• [RECORDS PROVIDED]
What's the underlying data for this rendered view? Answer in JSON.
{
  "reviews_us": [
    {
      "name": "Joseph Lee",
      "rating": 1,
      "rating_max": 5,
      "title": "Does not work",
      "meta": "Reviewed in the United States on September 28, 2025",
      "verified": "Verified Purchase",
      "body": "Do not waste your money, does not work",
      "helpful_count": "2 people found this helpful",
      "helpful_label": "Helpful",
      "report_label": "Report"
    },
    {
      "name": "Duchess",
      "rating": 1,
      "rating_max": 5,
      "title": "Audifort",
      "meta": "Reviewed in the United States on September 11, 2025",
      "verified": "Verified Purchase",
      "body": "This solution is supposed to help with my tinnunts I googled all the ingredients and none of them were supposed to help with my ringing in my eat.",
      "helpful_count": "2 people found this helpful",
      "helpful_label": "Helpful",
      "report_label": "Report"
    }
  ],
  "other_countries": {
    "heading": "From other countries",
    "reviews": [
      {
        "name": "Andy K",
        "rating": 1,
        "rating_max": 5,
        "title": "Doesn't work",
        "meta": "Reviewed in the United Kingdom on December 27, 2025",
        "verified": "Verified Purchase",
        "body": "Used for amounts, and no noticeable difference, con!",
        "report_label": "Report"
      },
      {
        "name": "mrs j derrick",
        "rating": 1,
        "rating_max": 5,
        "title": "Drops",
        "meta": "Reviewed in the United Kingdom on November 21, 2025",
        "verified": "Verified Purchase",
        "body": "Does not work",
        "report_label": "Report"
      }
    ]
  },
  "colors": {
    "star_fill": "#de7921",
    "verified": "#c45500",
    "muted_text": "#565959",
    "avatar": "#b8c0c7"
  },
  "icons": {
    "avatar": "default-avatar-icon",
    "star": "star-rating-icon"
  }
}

• [WHAT IS REQUIRED] Count every line in the entries above where the word "avatar" appears; respond with the number alone.

• [EXERCISE RESPONSE] 2